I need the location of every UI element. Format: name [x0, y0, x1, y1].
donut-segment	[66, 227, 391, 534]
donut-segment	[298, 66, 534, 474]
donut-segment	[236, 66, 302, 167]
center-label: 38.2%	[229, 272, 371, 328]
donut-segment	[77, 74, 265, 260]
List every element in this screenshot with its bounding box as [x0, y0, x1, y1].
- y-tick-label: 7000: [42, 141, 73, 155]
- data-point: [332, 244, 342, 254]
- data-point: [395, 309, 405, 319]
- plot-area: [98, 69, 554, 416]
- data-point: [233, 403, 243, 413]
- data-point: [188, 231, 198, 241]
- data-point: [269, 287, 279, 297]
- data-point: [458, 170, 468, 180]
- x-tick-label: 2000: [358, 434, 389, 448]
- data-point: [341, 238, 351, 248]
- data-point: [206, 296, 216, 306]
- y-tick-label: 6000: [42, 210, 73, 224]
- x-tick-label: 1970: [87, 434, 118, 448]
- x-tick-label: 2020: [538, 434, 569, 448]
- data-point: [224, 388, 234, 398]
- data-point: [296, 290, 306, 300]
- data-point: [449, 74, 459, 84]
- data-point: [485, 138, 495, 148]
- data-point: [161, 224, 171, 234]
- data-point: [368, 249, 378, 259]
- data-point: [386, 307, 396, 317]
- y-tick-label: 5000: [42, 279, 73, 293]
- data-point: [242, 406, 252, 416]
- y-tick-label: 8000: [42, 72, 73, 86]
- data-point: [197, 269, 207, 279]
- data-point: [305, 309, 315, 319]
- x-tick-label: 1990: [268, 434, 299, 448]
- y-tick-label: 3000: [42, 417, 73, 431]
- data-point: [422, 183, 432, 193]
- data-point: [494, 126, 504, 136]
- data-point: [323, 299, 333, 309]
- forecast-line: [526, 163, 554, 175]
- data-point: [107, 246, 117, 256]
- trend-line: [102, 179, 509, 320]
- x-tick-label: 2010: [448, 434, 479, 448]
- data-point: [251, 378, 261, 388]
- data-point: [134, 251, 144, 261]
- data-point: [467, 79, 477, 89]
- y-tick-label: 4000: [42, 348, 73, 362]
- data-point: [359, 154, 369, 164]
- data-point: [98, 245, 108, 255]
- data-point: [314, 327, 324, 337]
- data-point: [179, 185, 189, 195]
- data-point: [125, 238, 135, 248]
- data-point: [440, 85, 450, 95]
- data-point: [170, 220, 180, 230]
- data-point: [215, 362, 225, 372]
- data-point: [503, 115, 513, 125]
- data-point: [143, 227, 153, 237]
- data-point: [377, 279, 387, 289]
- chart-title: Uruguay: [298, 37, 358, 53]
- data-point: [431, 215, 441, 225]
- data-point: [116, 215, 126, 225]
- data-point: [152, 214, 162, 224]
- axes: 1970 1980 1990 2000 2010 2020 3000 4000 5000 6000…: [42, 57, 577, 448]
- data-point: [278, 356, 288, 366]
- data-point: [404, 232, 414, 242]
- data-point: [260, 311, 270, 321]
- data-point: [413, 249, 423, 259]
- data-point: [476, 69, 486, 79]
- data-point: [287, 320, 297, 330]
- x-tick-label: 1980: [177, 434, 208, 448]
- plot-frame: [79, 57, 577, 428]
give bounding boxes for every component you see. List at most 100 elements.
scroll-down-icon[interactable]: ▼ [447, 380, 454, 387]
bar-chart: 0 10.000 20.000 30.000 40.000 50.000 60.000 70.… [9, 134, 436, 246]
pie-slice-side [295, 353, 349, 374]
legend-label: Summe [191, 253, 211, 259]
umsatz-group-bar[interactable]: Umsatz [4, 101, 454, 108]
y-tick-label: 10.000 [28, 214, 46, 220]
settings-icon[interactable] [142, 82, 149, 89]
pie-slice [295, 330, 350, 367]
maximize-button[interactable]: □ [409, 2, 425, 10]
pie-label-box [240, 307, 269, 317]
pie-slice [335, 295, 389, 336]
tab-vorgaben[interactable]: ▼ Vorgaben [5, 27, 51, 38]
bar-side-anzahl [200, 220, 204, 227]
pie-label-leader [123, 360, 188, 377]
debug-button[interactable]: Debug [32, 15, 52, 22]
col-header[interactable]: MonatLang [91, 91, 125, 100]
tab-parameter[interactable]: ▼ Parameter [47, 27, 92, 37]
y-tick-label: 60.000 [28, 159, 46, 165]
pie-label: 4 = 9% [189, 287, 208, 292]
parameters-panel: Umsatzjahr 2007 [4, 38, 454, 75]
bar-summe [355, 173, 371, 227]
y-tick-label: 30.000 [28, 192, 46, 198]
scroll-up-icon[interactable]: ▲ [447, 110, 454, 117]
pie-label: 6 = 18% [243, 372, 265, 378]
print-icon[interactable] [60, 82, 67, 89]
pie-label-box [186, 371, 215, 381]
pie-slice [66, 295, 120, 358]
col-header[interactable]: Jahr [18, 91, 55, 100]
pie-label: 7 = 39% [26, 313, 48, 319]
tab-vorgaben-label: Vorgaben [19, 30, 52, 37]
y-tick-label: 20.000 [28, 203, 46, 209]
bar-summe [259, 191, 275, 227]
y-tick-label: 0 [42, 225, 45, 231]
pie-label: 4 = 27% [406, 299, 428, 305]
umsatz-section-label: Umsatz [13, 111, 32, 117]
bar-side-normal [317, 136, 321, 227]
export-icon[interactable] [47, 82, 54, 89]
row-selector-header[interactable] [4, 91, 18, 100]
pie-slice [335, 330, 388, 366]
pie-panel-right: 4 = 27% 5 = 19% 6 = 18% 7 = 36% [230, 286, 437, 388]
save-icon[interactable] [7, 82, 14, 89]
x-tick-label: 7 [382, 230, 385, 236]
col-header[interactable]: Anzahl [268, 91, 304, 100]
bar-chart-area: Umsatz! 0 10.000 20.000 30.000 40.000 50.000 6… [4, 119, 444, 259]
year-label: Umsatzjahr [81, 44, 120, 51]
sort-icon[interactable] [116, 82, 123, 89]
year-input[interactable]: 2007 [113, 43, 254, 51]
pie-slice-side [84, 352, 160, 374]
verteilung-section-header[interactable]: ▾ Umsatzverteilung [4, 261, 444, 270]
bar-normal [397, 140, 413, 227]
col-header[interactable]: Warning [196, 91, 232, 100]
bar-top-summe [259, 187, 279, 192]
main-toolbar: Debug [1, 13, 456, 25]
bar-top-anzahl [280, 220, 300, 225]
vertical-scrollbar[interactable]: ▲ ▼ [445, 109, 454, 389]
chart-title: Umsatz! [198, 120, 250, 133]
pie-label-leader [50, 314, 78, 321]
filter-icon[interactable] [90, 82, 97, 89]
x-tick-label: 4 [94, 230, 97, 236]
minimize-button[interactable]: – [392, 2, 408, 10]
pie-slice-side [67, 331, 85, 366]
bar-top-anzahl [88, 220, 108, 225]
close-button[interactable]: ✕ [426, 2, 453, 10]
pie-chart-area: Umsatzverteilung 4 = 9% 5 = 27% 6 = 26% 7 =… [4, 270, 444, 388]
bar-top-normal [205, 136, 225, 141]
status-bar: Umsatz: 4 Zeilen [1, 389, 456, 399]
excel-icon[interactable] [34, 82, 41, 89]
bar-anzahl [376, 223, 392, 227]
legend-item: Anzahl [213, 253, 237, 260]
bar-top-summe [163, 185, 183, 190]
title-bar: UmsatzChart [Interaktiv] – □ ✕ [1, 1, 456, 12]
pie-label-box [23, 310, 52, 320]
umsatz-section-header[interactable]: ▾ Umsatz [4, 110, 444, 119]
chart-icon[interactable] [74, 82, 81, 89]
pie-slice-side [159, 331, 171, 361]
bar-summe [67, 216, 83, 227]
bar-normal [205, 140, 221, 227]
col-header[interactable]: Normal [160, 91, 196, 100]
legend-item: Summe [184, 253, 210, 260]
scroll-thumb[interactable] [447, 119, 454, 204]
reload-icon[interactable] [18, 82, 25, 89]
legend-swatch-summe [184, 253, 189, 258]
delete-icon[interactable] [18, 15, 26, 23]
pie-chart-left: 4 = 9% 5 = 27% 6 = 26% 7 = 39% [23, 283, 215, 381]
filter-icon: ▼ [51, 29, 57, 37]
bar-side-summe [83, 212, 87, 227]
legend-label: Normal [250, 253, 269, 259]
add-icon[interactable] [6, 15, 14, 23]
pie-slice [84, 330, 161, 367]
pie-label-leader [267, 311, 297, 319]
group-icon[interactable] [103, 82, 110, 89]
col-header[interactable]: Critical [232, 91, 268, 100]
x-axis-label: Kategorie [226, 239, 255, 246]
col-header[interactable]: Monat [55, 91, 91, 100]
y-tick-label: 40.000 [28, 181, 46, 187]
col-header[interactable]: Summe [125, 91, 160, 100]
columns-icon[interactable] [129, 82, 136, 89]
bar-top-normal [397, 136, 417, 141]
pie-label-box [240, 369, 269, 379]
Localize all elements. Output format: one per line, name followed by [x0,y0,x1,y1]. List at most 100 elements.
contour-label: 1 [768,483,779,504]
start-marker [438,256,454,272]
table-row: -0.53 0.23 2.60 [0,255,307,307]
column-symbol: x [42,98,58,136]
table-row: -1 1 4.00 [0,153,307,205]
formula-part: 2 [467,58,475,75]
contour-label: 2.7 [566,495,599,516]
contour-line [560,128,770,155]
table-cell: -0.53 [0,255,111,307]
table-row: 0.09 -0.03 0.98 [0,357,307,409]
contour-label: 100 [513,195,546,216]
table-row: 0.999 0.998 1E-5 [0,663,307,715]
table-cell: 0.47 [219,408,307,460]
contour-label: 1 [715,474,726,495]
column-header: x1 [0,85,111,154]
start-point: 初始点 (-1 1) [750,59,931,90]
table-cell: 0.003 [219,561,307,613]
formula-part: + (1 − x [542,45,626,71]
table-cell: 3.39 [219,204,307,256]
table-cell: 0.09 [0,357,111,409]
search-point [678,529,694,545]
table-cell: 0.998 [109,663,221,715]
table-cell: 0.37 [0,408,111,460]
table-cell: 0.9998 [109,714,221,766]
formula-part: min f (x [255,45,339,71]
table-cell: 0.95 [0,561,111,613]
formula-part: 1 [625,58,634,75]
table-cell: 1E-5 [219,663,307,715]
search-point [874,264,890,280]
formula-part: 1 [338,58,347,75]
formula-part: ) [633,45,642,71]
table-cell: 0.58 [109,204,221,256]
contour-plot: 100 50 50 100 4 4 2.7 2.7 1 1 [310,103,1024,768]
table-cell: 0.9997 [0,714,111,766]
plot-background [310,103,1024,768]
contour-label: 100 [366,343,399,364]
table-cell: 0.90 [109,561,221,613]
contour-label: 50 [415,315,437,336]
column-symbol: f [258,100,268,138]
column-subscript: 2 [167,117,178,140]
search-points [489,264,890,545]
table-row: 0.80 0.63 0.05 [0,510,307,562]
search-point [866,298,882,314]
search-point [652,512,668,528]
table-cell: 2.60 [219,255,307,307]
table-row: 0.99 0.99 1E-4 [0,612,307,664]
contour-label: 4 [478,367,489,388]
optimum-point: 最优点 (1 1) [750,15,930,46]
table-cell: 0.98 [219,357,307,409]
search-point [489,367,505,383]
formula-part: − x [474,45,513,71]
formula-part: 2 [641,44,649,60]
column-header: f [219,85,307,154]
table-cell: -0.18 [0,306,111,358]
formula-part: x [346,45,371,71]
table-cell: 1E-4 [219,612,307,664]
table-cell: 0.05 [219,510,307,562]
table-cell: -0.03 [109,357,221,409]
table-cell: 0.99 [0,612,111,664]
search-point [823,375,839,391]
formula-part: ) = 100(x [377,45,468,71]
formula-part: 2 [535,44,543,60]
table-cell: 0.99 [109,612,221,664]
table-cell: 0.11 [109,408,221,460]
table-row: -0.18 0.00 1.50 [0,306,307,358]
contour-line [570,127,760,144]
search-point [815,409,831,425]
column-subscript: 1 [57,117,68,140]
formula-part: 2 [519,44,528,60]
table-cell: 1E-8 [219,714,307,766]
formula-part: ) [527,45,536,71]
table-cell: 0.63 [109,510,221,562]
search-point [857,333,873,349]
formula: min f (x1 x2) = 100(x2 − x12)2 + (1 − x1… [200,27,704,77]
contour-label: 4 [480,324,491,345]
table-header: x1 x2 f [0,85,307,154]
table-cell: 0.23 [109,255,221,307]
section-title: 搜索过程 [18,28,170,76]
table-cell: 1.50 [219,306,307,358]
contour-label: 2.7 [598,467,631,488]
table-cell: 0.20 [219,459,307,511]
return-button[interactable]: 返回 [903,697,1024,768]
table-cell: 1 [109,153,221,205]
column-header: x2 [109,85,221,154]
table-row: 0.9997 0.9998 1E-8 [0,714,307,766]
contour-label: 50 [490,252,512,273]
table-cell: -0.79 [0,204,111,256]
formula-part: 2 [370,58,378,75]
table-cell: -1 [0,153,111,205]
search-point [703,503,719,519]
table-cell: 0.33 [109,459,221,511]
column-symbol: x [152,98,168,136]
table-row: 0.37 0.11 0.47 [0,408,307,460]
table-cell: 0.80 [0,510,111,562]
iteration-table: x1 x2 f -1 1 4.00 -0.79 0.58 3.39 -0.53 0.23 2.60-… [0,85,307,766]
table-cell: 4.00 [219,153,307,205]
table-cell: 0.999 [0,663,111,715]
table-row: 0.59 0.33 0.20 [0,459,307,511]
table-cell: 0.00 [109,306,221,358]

---

■ EXERCISE BRIEF
Return the data above word for word, starting at its first line and stopping after the line that contains "- trend-line: [102, 179, 509, 320]", with both of those lines included.

■ SOLUTION FOR THIS TASK
I need the location of every UI element. Format: name [x0, y0, x1, y1].
donut-segment	[66, 227, 391, 534]
donut-segment	[298, 66, 534, 474]
donut-segment	[236, 66, 302, 167]
center-label: 38.2%	[229, 272, 371, 328]
donut-segment	[77, 74, 265, 260]
List every element in this screenshot with its bounding box as [x0, y0, x1, y1].
- y-tick-label: 7000: [42, 141, 73, 155]
- data-point: [332, 244, 342, 254]
- data-point: [395, 309, 405, 319]
- plot-area: [98, 69, 554, 416]
- data-point: [233, 403, 243, 413]
- data-point: [188, 231, 198, 241]
- data-point: [269, 287, 279, 297]
- data-point: [458, 170, 468, 180]
- x-tick-label: 2000: [358, 434, 389, 448]
- data-point: [341, 238, 351, 248]
- data-point: [206, 296, 216, 306]
- y-tick-label: 6000: [42, 210, 73, 224]
- x-tick-label: 1970: [87, 434, 118, 448]
- x-tick-label: 2020: [538, 434, 569, 448]
- data-point: [224, 388, 234, 398]
- data-point: [296, 290, 306, 300]
- data-point: [449, 74, 459, 84]
- data-point: [485, 138, 495, 148]
- data-point: [161, 224, 171, 234]
- data-point: [368, 249, 378, 259]
- data-point: [386, 307, 396, 317]
- y-tick-label: 5000: [42, 279, 73, 293]
- data-point: [242, 406, 252, 416]
- y-tick-label: 8000: [42, 72, 73, 86]
- data-point: [197, 269, 207, 279]
- data-point: [305, 309, 315, 319]
- x-tick-label: 1990: [268, 434, 299, 448]
- y-tick-label: 3000: [42, 417, 73, 431]
- data-point: [422, 183, 432, 193]
- data-point: [494, 126, 504, 136]
- data-point: [323, 299, 333, 309]
- forecast-line: [526, 163, 554, 175]
- data-point: [107, 246, 117, 256]
- trend-line: [102, 179, 509, 320]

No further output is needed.